### Directions
From the line that contains "What's the underlying" down to the last line of the data below, restate every line word for word, skipping any images.

┌──

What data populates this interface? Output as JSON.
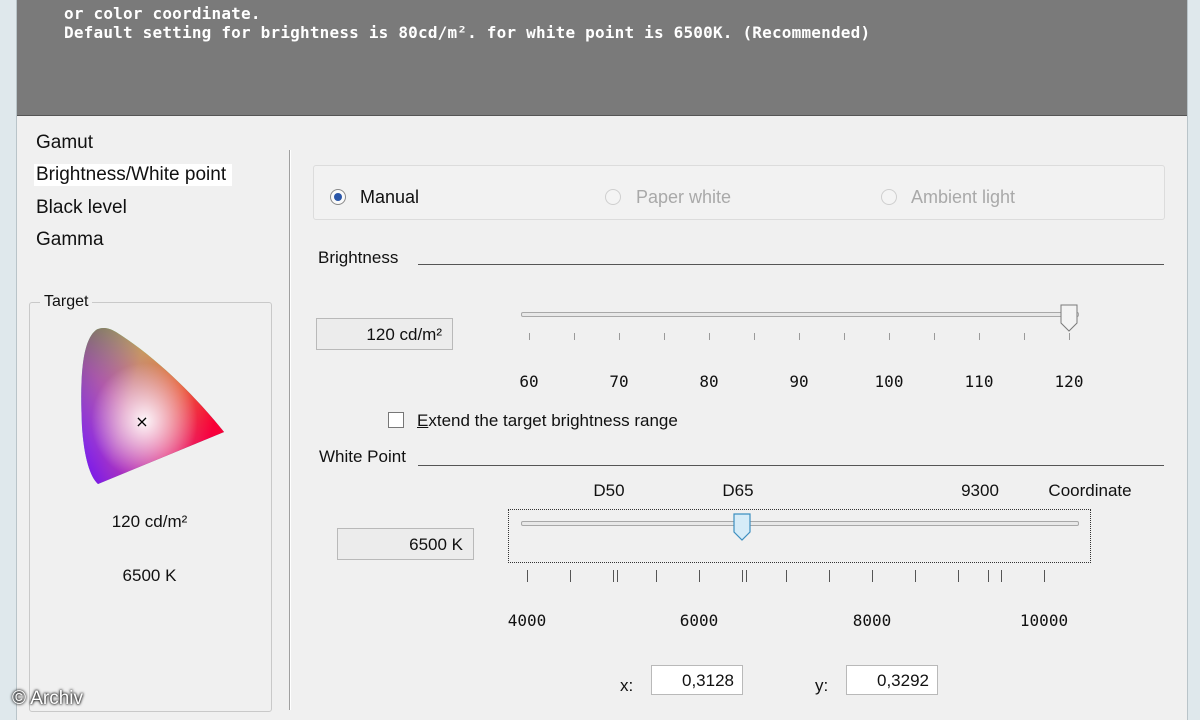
{
  "banner": {
    "line1": "or color coordinate.",
    "line2": "Default setting for brightness is 80cd/m². for white point is 6500K. (Recommended)"
  },
  "nav": {
    "items": [
      {
        "label": "Gamut"
      },
      {
        "label": "Brightness/White point"
      },
      {
        "label": "Black level"
      },
      {
        "label": "Gamma"
      }
    ],
    "selected_index": 1
  },
  "target": {
    "legend": "Target",
    "brightness": "120 cd/m²",
    "white_point": "6500 K",
    "marker": "×"
  },
  "mode": {
    "options": [
      {
        "label": "Manual",
        "selected": true,
        "enabled": true
      },
      {
        "label": "Paper white",
        "selected": false,
        "enabled": false
      },
      {
        "label": "Ambient light",
        "selected": false,
        "enabled": false
      }
    ]
  },
  "brightness": {
    "label": "Brightness",
    "value_text": "120 cd/m²",
    "min": 60,
    "max": 120,
    "value": 120,
    "scale_labels": [
      "60",
      "70",
      "80",
      "90",
      "100",
      "110",
      "120"
    ],
    "extend_label": "Extend the target brightness range",
    "extend_accesskey": "E",
    "extend_checked": false
  },
  "white_point": {
    "label": "White Point",
    "value_text": "6500 K",
    "min": 4000,
    "max": 10000,
    "value": 6500,
    "preset_labels": [
      {
        "label": "D50",
        "value": 5000
      },
      {
        "label": "D65",
        "value": 6500
      },
      {
        "label": "9300",
        "value": 9300
      },
      {
        "label": "Coordinate",
        "value": null
      }
    ],
    "scale_labels": [
      "4000",
      "6000",
      "8000",
      "10000"
    ],
    "x_label": "x:",
    "x_value": "0,3128",
    "y_label": "y:",
    "y_value": "0,3292"
  },
  "watermark": "© Archiv",
  "colors": {
    "banner_bg": "#7a7a7a",
    "window_bg": "#f0f0f0",
    "radio_dot": "#2a56a8",
    "thumb_blue": "#5fb4e0"
  }
}
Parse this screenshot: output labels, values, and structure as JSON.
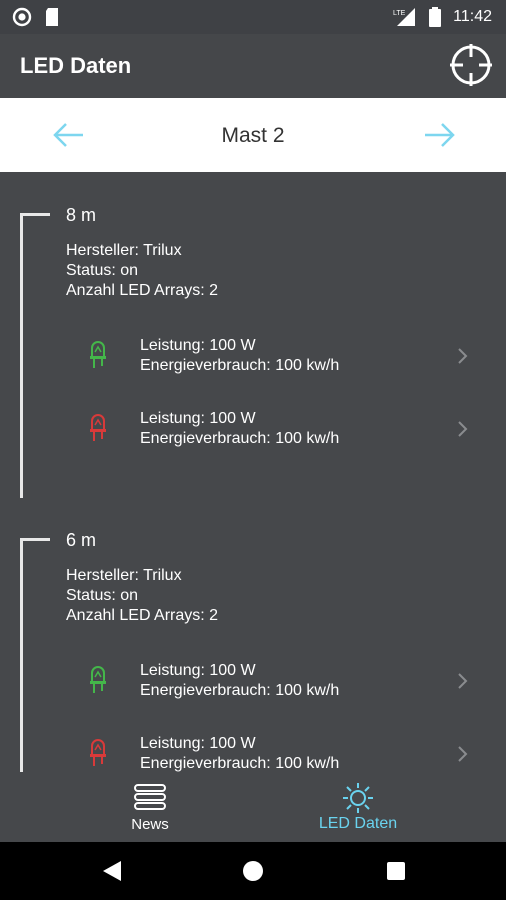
{
  "status_bar": {
    "time": "11:42",
    "signal_label": "LTE"
  },
  "app_bar": {
    "title": "LED Daten",
    "locate_icon": "crosshair-icon"
  },
  "mast_nav": {
    "title": "Mast 2",
    "prev_icon": "arrow-left-icon",
    "next_icon": "arrow-right-icon",
    "arrow_color": "#7dd6ef"
  },
  "groups": [
    {
      "height": "8 m",
      "manufacturer": "Hersteller: Trilux",
      "status": "Status: on",
      "array_count": "Anzahl LED Arrays: 2",
      "arrays": [
        {
          "power": "Leistung: 100 W",
          "energy": "Energieverbrauch: 100 kw/h",
          "led_color": "#44b64a"
        },
        {
          "power": "Leistung: 100 W",
          "energy": "Energieverbrauch: 100 kw/h",
          "led_color": "#d83a3a"
        }
      ]
    },
    {
      "height": "6 m",
      "manufacturer": "Hersteller: Trilux",
      "status": "Status: on",
      "array_count": "Anzahl LED Arrays: 2",
      "arrays": [
        {
          "power": "Leistung: 100 W",
          "energy": "Energieverbrauch: 100 kw/h",
          "led_color": "#44b64a"
        },
        {
          "power": "Leistung: 100 W",
          "energy": "Energieverbrauch: 100 kw/h",
          "led_color": "#d83a3a"
        }
      ]
    }
  ],
  "bottom_nav": {
    "news_label": "News",
    "led_label": "LED Daten",
    "active": "LED Daten",
    "active_color": "#6ad3ef"
  }
}
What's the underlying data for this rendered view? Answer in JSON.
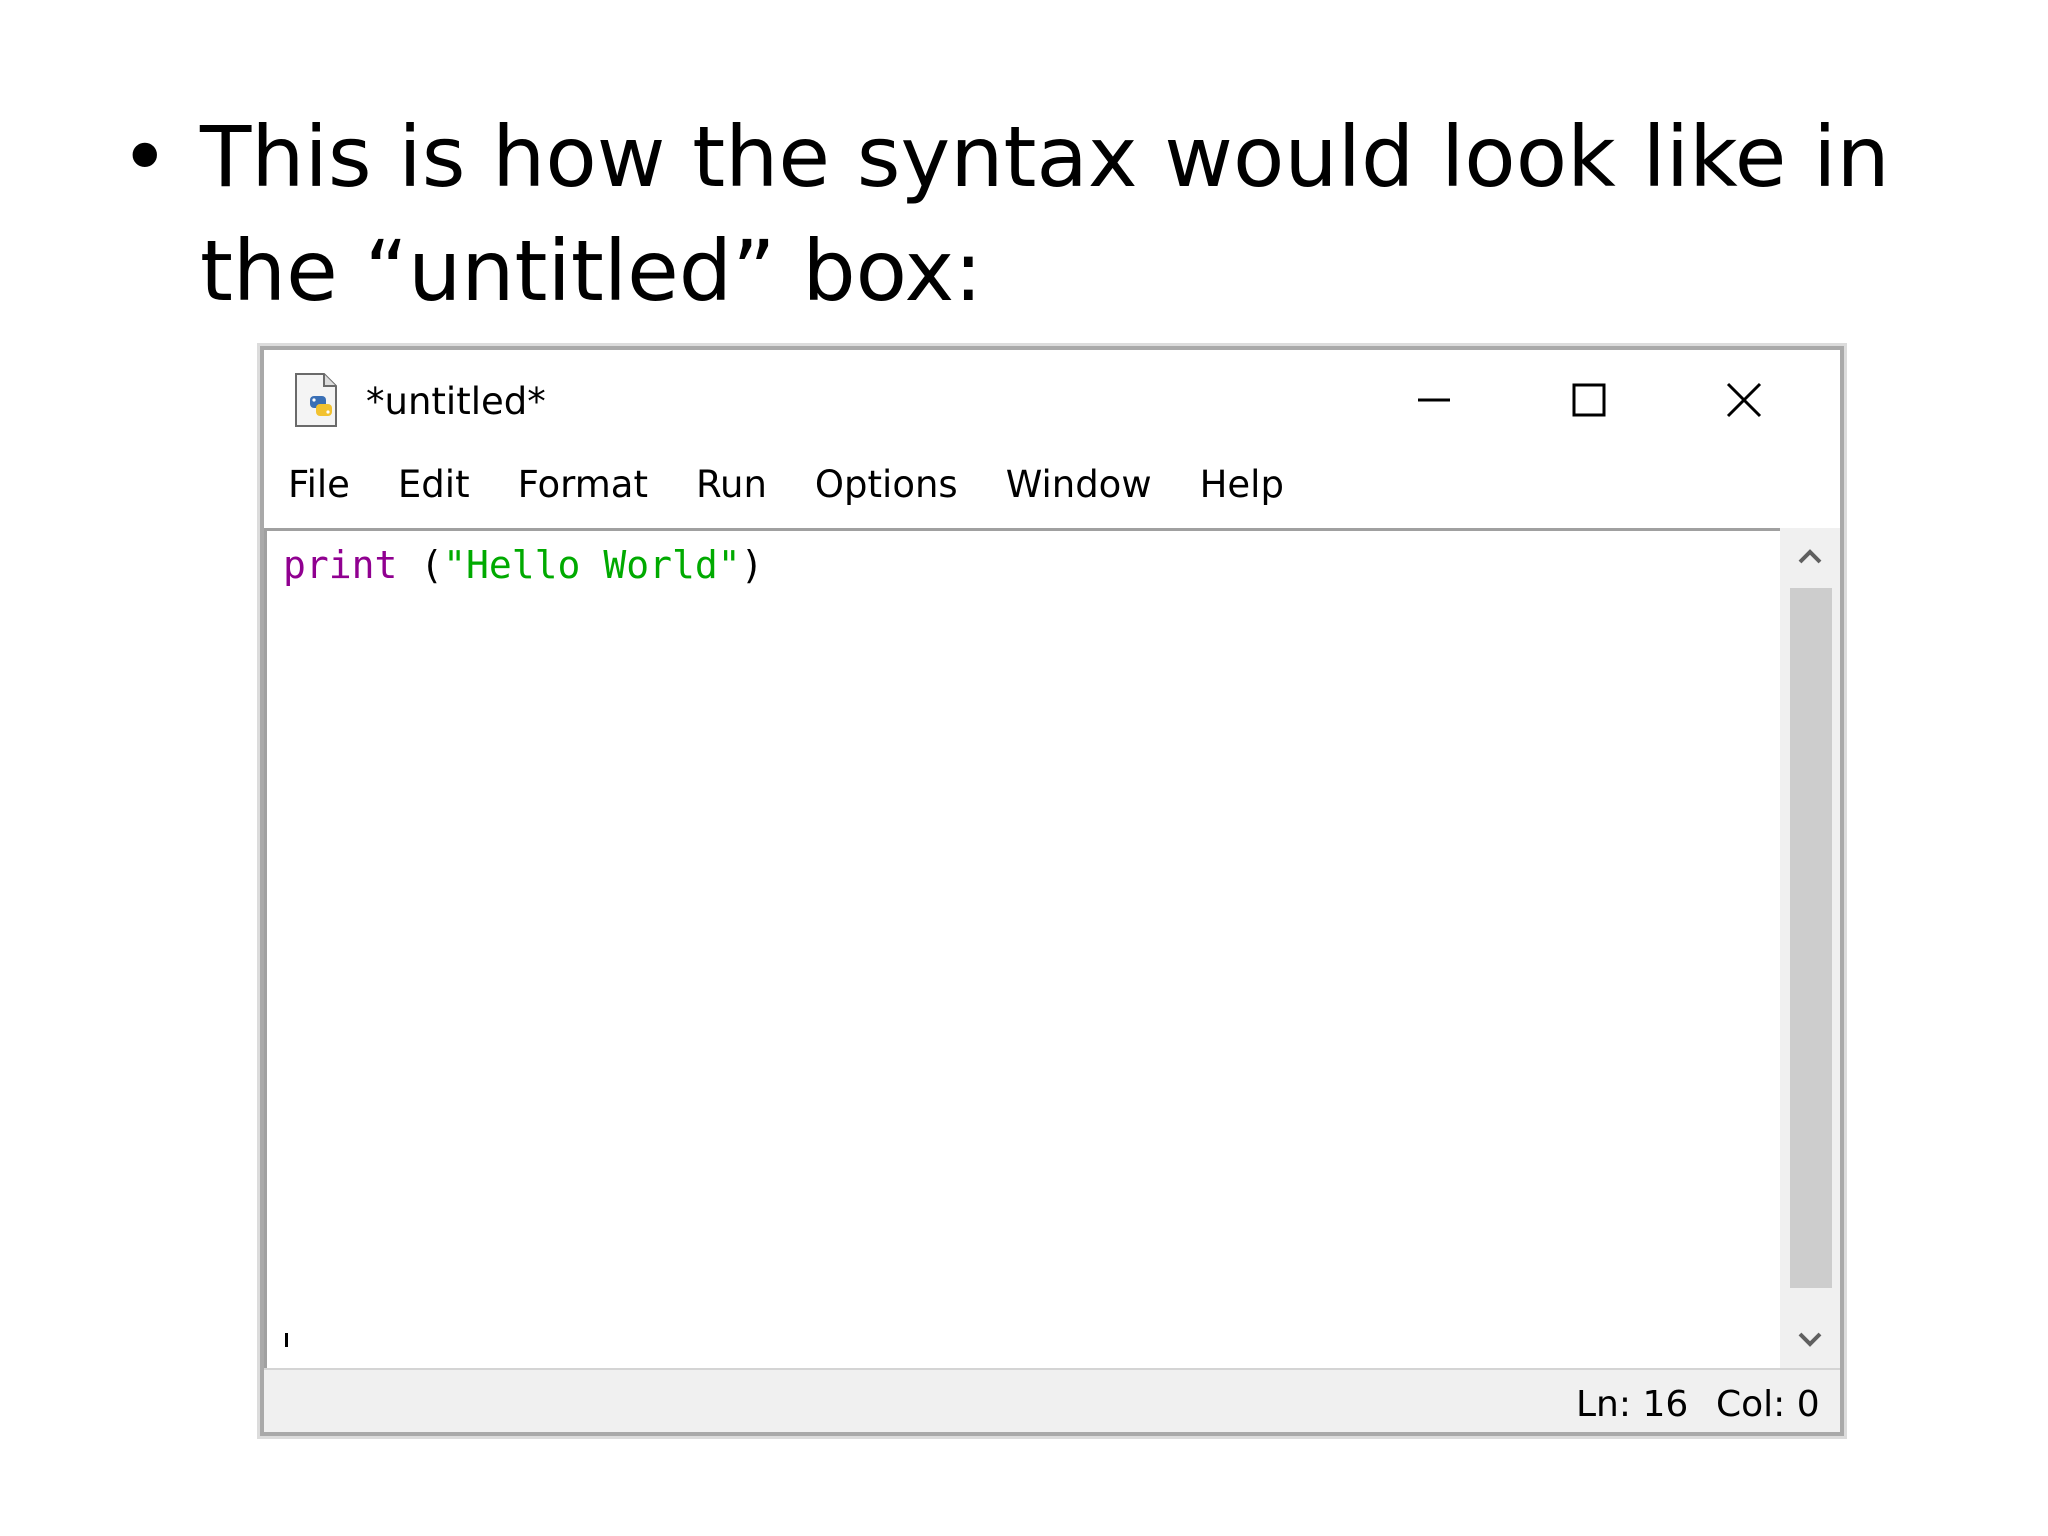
{
  "slide": {
    "bullet_text": "This is how the syntax would look like in the “untitled” box:"
  },
  "window": {
    "title": "*untitled*",
    "icon": "python-file-icon",
    "controls": {
      "minimize_icon": "minimize-icon",
      "maximize_icon": "maximize-icon",
      "close_icon": "close-icon"
    }
  },
  "menu": {
    "items": [
      "File",
      "Edit",
      "Format",
      "Run",
      "Options",
      "Window",
      "Help"
    ]
  },
  "editor": {
    "code": {
      "builtin": "print",
      "space": " ",
      "open": "(",
      "string": "\"Hello World\"",
      "close": ")"
    },
    "colors": {
      "builtin": "#900090",
      "string": "#00aa00",
      "plain": "#000000"
    }
  },
  "status": {
    "ln": "Ln: 16",
    "col": "Col: 0"
  }
}
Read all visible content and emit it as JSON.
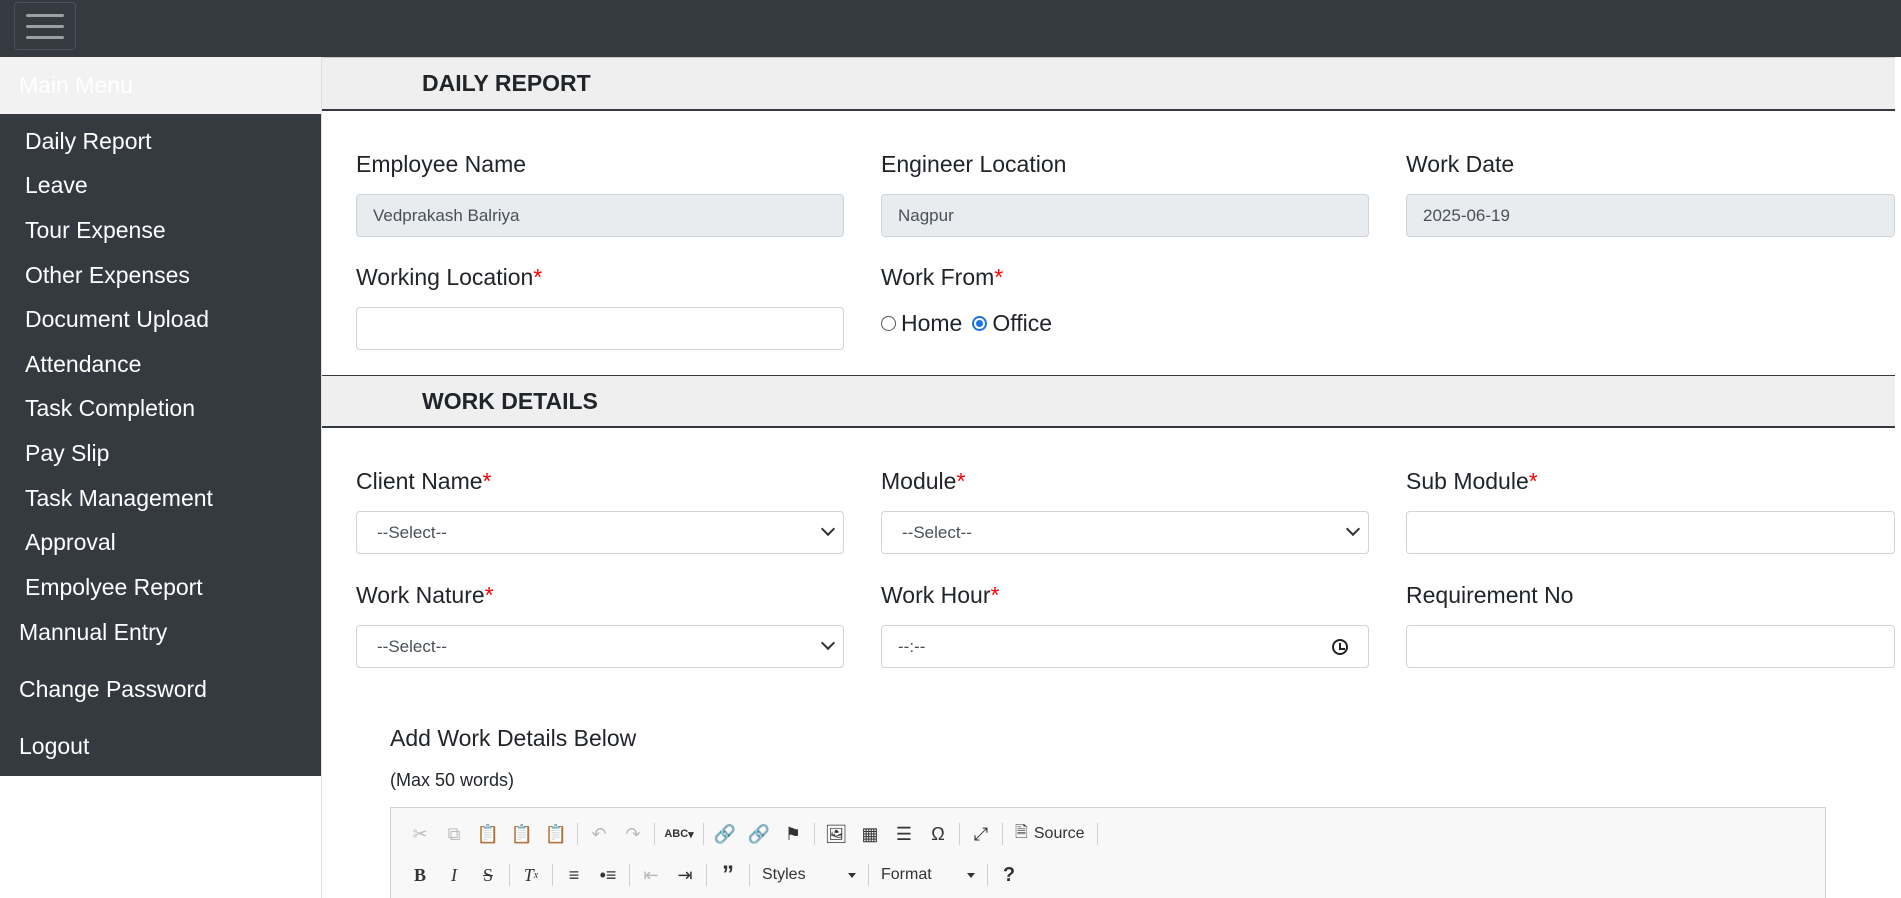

└──

### Exercise response
What's the underlying data for this rendered view? Answer in JSON.
{
  "slide": {
    "bullet_text": "This is how the syntax would look like in the “untitled” box:"
  },
  "window": {
    "title": "*untitled*",
    "icon": "python-file-icon",
    "controls": {
      "minimize_icon": "minimize-icon",
      "maximize_icon": "maximize-icon",
      "close_icon": "close-icon"
    }
  },
  "menu": {
    "items": [
      "File",
      "Edit",
      "Format",
      "Run",
      "Options",
      "Window",
      "Help"
    ]
  },
  "editor": {
    "code": {
      "builtin": "print",
      "space": " ",
      "open": "(",
      "string": "\"Hello World\"",
      "close": ")"
    },
    "colors": {
      "builtin": "#900090",
      "string": "#00aa00",
      "plain": "#000000"
    }
  },
  "status": {
    "ln": "Ln: 16",
    "col": "Col: 0"
  }
}
Read all visible content and emit it as JSON.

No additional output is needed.